* **EXERCISE**: Repeat each record exactly. Any picture gets left out.
==========
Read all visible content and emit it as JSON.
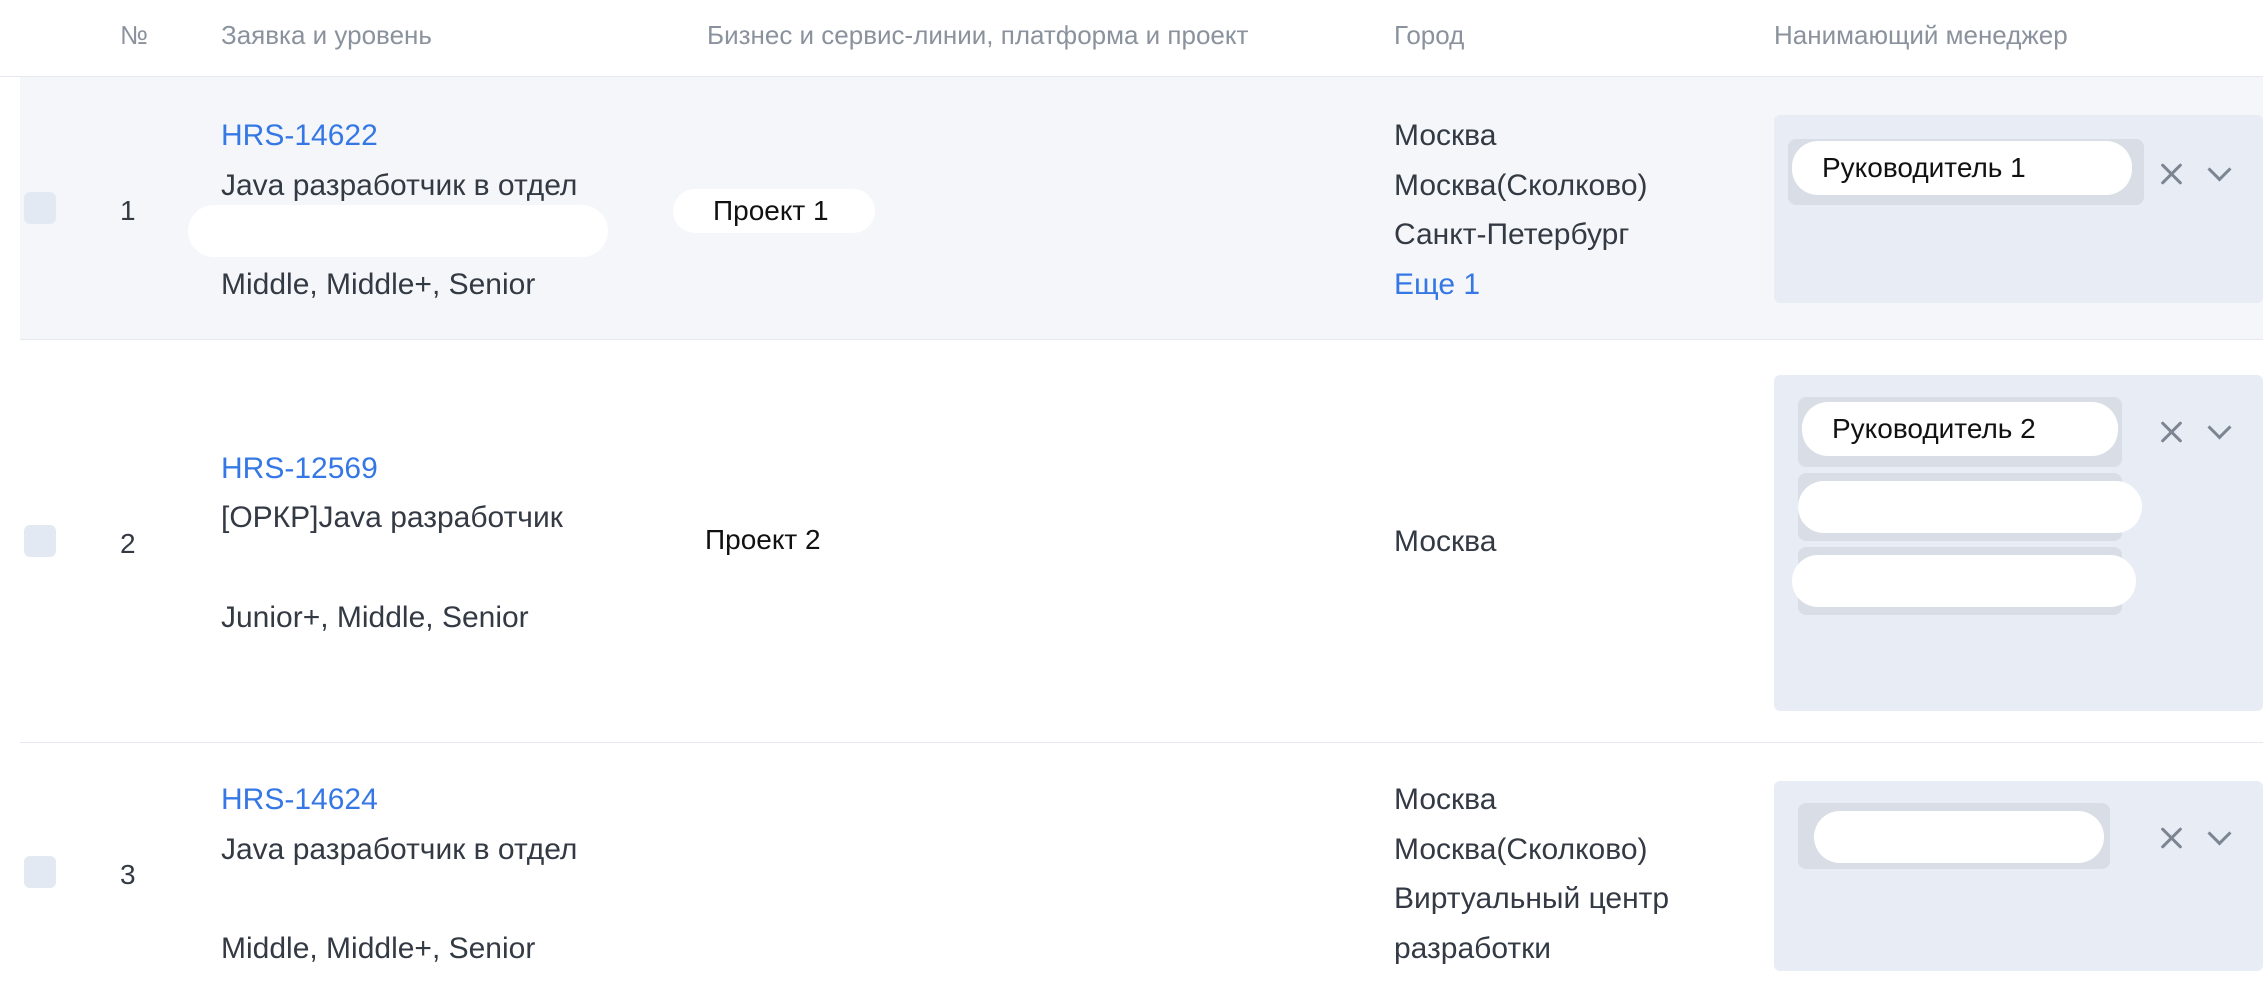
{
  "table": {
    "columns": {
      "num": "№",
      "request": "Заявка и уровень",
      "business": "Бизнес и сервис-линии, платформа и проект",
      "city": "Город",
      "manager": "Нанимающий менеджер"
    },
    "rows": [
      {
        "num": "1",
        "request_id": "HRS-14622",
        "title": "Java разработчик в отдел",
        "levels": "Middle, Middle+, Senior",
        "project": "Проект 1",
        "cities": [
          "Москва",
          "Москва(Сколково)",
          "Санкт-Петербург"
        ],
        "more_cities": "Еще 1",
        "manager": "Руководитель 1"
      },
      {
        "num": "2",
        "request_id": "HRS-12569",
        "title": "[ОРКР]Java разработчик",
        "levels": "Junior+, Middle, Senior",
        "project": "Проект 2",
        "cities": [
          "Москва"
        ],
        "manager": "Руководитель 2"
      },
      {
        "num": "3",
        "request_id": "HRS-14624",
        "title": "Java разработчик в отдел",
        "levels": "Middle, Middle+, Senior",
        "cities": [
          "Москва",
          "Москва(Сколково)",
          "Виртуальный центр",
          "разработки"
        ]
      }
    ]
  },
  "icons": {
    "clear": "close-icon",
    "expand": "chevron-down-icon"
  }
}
==========
* **COMPLETED EXERCISE**:
Read all visible content and emit it as JSON.
{
  "table": {
    "columns": {
      "num": "№",
      "request": "Заявка и уровень",
      "business": "Бизнес и сервис-линии, платформа и проект",
      "city": "Город",
      "manager": "Нанимающий менеджер"
    },
    "rows": [
      {
        "num": "1",
        "request_id": "HRS-14622",
        "title": "Java разработчик в отдел",
        "levels": "Middle, Middle+, Senior",
        "project": "Проект 1",
        "cities": [
          "Москва",
          "Москва(Сколково)",
          "Санкт-Петербург"
        ],
        "more_cities": "Еще 1",
        "manager": "Руководитель 1"
      },
      {
        "num": "2",
        "request_id": "HRS-12569",
        "title": "[ОРКР]Java разработчик",
        "levels": "Junior+, Middle, Senior",
        "project": "Проект 2",
        "cities": [
          "Москва"
        ],
        "manager": "Руководитель 2"
      },
      {
        "num": "3",
        "request_id": "HRS-14624",
        "title": "Java разработчик в отдел",
        "levels": "Middle, Middle+, Senior",
        "cities": [
          "Москва",
          "Москва(Сколково)",
          "Виртуальный центр",
          "разработки"
        ]
      }
    ]
  },
  "icons": {
    "clear": "close-icon",
    "expand": "chevron-down-icon"
  }
}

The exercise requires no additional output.